-- BEGIN Entries provided --

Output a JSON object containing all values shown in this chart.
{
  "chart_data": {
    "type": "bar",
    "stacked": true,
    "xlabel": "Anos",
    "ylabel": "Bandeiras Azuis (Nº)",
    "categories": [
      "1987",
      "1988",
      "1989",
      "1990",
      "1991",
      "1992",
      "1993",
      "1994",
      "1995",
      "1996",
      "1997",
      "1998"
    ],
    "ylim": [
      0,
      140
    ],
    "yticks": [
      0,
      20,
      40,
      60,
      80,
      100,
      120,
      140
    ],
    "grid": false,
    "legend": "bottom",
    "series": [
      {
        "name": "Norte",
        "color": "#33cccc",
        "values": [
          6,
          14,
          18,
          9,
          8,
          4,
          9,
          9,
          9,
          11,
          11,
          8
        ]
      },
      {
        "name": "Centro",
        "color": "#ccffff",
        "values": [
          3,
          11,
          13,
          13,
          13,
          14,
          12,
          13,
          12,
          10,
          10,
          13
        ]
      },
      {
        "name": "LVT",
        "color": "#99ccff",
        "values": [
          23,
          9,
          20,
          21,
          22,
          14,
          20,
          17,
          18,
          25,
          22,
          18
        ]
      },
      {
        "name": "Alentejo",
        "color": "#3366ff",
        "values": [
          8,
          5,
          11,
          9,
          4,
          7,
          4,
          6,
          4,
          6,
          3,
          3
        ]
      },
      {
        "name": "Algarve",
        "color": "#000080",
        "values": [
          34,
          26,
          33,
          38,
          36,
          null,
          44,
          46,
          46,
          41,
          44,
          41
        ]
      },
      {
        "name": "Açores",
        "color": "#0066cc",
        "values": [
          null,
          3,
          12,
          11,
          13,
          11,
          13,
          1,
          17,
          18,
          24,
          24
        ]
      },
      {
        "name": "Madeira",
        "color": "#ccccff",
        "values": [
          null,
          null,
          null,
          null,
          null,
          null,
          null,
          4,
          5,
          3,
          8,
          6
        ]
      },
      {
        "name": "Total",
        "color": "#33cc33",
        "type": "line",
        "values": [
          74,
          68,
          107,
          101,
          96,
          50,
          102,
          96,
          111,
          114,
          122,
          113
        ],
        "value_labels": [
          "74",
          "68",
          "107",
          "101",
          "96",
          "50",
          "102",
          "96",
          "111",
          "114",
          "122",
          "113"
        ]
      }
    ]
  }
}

-- END Entries provided --

Retype the entries one by one, exactly.

Output a JSON object containing all values shown in this chart.
{
  "chart_data": {
    "type": "bar",
    "stacked": true,
    "xlabel": "Anos",
    "ylabel": "Bandeiras Azuis (Nº)",
    "categories": [
      "1987",
      "1988",
      "1989",
      "1990",
      "1991",
      "1992",
      "1993",
      "1994",
      "1995",
      "1996",
      "1997",
      "1998"
    ],
    "ylim": [
      0,
      140
    ],
    "yticks": [
      0,
      20,
      40,
      60,
      80,
      100,
      120,
      140
    ],
    "grid": false,
    "legend": "bottom",
    "series": [
      {
        "name": "Norte",
        "color": "#33cccc",
        "values": [
          6,
          14,
          18,
          9,
          8,
          4,
          9,
          9,
          9,
          11,
          11,
          8
        ]
      },
      {
        "name": "Centro",
        "color": "#ccffff",
        "values": [
          3,
          11,
          13,
          13,
          13,
          14,
          12,
          13,
          12,
          10,
          10,
          13
        ]
      },
      {
        "name": "LVT",
        "color": "#99ccff",
        "values": [
          23,
          9,
          20,
          21,
          22,
          14,
          20,
          17,
          18,
          25,
          22,
          18
        ]
      },
      {
        "name": "Alentejo",
        "color": "#3366ff",
        "values": [
          8,
          5,
          11,
          9,
          4,
          7,
          4,
          6,
          4,
          6,
          3,
          3
        ]
      },
      {
        "name": "Algarve",
        "color": "#000080",
        "values": [
          34,
          26,
          33,
          38,
          36,
          null,
          44,
          46,
          46,
          41,
          44,
          41
        ]
      },
      {
        "name": "Açores",
        "color": "#0066cc",
        "values": [
          null,
          3,
          12,
          11,
          13,
          11,
          13,
          1,
          17,
          18,
          24,
          24
        ]
      },
      {
        "name": "Madeira",
        "color": "#ccccff",
        "values": [
          null,
          null,
          null,
          null,
          null,
          null,
          null,
          4,
          5,
          3,
          8,
          6
        ]
      },
      {
        "name": "Total",
        "color": "#33cc33",
        "type": "line",
        "values": [
          74,
          68,
          107,
          101,
          96,
          50,
          102,
          96,
          111,
          114,
          122,
          113
        ],
        "value_labels": [
          "74",
          "68",
          "107",
          "101",
          "96",
          "50",
          "102",
          "96",
          "111",
          "114",
          "122",
          "113"
        ]
      }
    ]
  }
}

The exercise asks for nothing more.